■ **Information shown**:
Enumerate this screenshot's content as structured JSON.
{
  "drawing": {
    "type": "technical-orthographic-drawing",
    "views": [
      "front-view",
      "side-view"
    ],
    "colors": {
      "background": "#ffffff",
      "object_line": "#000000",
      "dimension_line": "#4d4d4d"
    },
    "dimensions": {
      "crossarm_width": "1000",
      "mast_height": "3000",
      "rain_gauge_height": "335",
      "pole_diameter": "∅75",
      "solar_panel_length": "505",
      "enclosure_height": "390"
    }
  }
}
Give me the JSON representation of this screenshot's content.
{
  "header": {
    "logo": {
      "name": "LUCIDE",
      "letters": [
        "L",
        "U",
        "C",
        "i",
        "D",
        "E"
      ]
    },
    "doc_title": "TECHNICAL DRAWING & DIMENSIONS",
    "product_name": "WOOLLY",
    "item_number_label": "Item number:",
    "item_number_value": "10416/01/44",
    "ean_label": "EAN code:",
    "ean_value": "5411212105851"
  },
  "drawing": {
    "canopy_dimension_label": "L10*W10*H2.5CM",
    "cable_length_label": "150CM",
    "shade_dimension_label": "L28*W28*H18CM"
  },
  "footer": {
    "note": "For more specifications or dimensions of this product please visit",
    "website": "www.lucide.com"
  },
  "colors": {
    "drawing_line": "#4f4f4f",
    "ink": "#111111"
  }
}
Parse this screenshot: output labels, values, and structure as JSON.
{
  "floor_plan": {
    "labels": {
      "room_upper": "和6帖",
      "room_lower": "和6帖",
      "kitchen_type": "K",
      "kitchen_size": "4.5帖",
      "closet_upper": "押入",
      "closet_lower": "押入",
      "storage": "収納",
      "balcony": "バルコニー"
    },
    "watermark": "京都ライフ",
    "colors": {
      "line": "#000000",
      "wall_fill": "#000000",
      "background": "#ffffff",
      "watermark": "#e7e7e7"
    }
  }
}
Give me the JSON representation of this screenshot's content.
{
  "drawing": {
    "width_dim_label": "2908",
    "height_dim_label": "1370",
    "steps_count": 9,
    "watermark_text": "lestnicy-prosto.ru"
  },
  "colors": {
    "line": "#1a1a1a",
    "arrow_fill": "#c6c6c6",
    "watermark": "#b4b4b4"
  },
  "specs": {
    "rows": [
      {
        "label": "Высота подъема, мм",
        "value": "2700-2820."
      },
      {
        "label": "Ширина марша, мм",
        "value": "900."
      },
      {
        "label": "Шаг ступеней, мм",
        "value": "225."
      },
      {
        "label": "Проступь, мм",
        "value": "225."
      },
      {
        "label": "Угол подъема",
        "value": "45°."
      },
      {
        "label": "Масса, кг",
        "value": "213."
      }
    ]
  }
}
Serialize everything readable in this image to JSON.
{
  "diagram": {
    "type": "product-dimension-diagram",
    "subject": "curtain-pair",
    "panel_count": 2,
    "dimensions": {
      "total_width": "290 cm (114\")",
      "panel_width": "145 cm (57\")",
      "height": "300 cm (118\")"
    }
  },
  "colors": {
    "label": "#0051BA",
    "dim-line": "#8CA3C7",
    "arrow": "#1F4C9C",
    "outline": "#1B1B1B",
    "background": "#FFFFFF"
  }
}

■ **Direction**:
Repeat the data precisely, line by line.

■ **Solution to the exercise**:
Enumerate this screenshot's content as structured JSON.
{
  "drawing": {
    "type": "technical-orthographic-drawing",
    "views": [
      "front-view",
      "side-view"
    ],
    "colors": {
      "background": "#ffffff",
      "object_line": "#000000",
      "dimension_line": "#4d4d4d"
    },
    "dimensions": {
      "crossarm_width": "1000",
      "mast_height": "3000",
      "rain_gauge_height": "335",
      "pole_diameter": "∅75",
      "solar_panel_length": "505",
      "enclosure_height": "390"
    }
  }
}
Give me the JSON representation of this screenshot's content.
{
  "header": {
    "logo": {
      "name": "LUCIDE",
      "letters": [
        "L",
        "U",
        "C",
        "i",
        "D",
        "E"
      ]
    },
    "doc_title": "TECHNICAL DRAWING & DIMENSIONS",
    "product_name": "WOOLLY",
    "item_number_label": "Item number:",
    "item_number_value": "10416/01/44",
    "ean_label": "EAN code:",
    "ean_value": "5411212105851"
  },
  "drawing": {
    "canopy_dimension_label": "L10*W10*H2.5CM",
    "cable_length_label": "150CM",
    "shade_dimension_label": "L28*W28*H18CM"
  },
  "footer": {
    "note": "For more specifications or dimensions of this product please visit",
    "website": "www.lucide.com"
  },
  "colors": {
    "drawing_line": "#4f4f4f",
    "ink": "#111111"
  }
}
Parse this screenshot: output labels, values, and structure as JSON.
{
  "floor_plan": {
    "labels": {
      "room_upper": "和6帖",
      "room_lower": "和6帖",
      "kitchen_type": "K",
      "kitchen_size": "4.5帖",
      "closet_upper": "押入",
      "closet_lower": "押入",
      "storage": "収納",
      "balcony": "バルコニー"
    },
    "watermark": "京都ライフ",
    "colors": {
      "line": "#000000",
      "wall_fill": "#000000",
      "background": "#ffffff",
      "watermark": "#e7e7e7"
    }
  }
}
Give me the JSON representation of this screenshot's content.
{
  "drawing": {
    "width_dim_label": "2908",
    "height_dim_label": "1370",
    "steps_count": 9,
    "watermark_text": "lestnicy-prosto.ru"
  },
  "colors": {
    "line": "#1a1a1a",
    "arrow_fill": "#c6c6c6",
    "watermark": "#b4b4b4"
  },
  "specs": {
    "rows": [
      {
        "label": "Высота подъема, мм",
        "value": "2700-2820."
      },
      {
        "label": "Ширина марша, мм",
        "value": "900."
      },
      {
        "label": "Шаг ступеней, мм",
        "value": "225."
      },
      {
        "label": "Проступь, мм",
        "value": "225."
      },
      {
        "label": "Угол подъема",
        "value": "45°."
      },
      {
        "label": "Масса, кг",
        "value": "213."
      }
    ]
  }
}
Serialize everything readable in this image to JSON.
{
  "diagram": {
    "type": "product-dimension-diagram",
    "subject": "curtain-pair",
    "panel_count": 2,
    "dimensions": {
      "total_width": "290 cm (114\")",
      "panel_width": "145 cm (57\")",
      "height": "300 cm (118\")"
    }
  },
  "colors": {
    "label": "#0051BA",
    "dim-line": "#8CA3C7",
    "arrow": "#1F4C9C",
    "outline": "#1B1B1B",
    "background": "#FFFFFF"
  }
}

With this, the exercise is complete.